**YOUR TASK**
Pick out each line of the records that includes the string "right", and copy it.

Data listing
_ _ _
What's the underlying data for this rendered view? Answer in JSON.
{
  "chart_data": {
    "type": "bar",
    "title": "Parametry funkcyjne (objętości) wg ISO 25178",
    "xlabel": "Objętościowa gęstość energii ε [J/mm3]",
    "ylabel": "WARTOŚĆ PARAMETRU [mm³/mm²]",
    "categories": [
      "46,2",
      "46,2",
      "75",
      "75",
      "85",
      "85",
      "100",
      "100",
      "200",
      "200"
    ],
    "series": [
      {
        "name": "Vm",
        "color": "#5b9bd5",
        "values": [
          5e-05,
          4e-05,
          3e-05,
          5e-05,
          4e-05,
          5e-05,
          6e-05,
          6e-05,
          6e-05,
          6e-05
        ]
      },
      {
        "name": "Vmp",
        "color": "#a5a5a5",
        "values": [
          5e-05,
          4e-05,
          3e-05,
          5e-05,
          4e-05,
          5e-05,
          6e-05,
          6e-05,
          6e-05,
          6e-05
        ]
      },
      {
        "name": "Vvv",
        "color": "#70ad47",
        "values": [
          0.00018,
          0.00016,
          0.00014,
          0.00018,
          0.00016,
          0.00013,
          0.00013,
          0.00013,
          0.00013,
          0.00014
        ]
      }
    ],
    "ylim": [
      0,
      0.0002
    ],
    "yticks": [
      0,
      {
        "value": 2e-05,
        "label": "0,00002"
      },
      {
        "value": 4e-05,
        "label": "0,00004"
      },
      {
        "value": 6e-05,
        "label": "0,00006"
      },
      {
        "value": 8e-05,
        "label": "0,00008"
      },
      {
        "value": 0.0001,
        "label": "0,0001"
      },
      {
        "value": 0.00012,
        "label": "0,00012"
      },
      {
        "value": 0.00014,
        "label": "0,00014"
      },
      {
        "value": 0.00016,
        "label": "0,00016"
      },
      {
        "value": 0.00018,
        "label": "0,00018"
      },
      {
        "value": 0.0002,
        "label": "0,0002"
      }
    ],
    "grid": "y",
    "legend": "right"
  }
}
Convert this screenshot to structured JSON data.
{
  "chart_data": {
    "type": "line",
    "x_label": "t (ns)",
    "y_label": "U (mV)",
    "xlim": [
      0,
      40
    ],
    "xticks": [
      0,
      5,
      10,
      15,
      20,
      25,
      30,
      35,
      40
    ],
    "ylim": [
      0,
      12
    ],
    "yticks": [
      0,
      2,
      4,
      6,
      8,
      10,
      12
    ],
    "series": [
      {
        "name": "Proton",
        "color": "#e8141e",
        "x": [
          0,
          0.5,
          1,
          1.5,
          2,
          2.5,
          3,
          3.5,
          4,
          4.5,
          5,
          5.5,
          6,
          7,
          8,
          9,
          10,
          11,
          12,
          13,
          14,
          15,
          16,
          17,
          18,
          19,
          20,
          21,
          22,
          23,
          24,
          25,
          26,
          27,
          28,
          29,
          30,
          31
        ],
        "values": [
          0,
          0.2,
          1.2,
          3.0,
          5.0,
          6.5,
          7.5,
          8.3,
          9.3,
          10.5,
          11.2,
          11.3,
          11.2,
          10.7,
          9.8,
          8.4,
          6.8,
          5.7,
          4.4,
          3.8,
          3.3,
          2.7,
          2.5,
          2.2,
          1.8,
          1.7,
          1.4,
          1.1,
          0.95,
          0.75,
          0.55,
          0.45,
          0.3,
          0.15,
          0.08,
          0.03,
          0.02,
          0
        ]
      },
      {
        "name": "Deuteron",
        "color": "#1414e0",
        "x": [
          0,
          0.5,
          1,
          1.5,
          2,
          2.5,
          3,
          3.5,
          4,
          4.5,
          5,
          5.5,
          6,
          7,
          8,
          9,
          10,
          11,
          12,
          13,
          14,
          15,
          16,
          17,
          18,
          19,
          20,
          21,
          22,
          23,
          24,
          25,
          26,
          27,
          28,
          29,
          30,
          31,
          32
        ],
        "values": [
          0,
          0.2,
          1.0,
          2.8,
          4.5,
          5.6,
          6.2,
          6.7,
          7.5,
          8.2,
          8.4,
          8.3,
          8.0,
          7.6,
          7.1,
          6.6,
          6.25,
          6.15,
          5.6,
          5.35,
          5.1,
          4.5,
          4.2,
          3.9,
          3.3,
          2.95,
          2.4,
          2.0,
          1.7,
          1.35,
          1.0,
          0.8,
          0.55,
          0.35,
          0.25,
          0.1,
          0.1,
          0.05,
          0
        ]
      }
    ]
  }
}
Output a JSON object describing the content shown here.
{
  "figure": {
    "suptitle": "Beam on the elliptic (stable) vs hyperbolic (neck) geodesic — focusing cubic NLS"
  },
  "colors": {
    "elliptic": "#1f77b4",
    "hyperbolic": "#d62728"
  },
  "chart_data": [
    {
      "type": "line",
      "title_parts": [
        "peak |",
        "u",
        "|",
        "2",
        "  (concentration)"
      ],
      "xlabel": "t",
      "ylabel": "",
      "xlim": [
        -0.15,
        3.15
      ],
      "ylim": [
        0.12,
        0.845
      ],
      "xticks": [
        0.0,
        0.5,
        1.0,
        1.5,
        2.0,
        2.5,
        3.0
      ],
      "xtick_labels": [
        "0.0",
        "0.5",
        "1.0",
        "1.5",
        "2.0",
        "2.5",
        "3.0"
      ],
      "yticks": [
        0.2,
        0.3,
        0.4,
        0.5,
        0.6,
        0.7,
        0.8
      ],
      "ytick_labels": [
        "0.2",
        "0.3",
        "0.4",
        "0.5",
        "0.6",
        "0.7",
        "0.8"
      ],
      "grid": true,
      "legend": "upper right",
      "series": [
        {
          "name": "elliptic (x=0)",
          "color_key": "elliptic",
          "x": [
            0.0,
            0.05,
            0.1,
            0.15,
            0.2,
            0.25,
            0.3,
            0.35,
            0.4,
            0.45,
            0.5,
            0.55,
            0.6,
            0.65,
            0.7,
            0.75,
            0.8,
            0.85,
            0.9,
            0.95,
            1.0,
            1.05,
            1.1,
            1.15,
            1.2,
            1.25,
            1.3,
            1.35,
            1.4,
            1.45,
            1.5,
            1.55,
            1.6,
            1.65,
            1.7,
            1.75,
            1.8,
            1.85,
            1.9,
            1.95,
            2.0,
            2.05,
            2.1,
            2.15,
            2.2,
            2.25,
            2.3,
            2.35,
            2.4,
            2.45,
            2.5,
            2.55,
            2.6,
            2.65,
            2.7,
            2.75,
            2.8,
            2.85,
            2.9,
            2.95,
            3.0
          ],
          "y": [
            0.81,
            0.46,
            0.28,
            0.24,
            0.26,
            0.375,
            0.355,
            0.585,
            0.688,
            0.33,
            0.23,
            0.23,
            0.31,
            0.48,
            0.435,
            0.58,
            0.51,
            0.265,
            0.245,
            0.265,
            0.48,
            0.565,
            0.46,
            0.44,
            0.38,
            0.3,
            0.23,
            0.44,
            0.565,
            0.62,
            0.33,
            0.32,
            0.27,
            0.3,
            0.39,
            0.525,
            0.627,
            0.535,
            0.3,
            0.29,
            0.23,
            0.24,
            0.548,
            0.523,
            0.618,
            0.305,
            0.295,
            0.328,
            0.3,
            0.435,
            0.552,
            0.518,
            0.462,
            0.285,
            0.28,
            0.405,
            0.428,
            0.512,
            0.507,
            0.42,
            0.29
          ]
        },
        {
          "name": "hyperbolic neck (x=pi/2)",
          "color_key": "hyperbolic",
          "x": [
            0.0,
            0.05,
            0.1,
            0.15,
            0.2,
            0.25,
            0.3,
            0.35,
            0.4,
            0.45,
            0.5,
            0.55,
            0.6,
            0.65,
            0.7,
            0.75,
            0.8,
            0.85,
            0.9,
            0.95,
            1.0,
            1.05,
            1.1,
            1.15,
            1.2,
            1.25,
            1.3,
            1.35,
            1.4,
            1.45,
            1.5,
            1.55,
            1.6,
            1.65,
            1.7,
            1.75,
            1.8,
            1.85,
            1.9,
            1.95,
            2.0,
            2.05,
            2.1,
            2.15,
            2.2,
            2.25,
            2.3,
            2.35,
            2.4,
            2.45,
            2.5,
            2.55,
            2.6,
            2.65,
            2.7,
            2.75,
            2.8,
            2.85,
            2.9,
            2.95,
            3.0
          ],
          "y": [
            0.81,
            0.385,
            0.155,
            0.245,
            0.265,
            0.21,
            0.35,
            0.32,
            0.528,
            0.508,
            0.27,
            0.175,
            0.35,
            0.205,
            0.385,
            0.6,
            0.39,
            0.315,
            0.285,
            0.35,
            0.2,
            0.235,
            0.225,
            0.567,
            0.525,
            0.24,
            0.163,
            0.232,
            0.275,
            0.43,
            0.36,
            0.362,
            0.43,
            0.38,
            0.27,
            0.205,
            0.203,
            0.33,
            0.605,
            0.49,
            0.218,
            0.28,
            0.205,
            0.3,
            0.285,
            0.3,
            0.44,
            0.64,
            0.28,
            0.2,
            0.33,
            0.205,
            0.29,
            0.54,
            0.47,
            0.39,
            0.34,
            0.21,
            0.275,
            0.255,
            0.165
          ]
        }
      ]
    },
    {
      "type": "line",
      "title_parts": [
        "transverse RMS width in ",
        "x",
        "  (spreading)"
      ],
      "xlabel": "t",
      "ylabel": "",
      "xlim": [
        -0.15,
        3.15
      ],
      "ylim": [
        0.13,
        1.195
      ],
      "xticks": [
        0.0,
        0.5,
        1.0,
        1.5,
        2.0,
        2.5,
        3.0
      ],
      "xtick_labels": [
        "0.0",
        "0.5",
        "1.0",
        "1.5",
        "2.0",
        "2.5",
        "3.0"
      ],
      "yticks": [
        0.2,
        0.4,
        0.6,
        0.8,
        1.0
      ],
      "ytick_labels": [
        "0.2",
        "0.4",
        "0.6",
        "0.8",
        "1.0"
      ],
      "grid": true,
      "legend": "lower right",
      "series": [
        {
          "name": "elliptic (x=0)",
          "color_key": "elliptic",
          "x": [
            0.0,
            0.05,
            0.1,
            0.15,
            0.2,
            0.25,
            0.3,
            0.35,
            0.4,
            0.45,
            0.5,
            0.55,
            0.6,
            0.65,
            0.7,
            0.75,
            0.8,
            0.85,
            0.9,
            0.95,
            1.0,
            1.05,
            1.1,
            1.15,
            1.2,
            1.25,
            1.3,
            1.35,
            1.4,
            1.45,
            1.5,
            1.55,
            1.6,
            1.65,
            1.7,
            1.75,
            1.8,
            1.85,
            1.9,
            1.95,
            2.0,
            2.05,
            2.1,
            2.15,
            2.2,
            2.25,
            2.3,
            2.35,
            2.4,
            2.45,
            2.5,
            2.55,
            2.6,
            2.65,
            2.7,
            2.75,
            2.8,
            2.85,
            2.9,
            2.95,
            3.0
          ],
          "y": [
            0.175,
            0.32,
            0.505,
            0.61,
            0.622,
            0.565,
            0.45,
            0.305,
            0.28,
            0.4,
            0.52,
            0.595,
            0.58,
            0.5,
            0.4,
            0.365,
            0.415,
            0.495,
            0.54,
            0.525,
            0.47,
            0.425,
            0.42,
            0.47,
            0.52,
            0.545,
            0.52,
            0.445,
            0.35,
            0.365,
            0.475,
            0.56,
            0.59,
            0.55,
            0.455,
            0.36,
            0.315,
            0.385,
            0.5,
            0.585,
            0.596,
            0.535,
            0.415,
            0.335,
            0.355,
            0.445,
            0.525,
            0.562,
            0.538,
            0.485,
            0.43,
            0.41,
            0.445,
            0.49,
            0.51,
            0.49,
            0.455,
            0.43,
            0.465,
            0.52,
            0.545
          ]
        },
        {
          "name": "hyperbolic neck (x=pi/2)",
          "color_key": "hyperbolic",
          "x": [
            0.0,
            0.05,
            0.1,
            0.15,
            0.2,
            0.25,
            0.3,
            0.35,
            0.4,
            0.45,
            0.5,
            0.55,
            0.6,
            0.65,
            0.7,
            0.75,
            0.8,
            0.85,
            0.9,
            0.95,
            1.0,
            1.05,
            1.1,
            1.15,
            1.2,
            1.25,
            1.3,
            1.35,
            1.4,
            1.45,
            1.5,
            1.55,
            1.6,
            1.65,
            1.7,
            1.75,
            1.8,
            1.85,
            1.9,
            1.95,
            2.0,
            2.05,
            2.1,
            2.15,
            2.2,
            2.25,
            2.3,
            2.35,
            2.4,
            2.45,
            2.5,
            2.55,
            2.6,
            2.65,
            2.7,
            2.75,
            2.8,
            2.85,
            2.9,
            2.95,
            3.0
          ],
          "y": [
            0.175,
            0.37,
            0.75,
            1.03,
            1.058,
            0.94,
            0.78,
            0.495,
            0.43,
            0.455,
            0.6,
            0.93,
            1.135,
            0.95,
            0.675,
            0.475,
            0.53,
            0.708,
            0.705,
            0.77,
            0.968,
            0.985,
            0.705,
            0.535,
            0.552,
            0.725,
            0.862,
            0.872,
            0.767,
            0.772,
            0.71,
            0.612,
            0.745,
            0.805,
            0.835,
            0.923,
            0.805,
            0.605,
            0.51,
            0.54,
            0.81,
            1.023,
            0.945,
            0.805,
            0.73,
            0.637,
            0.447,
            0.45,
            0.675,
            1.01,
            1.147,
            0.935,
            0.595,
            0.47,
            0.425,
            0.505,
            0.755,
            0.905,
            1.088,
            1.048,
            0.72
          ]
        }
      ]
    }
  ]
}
_ _ _
**WRITTEN REPLY**
    "legend": "right"
      "legend": "upper right",
      "legend": "lower right",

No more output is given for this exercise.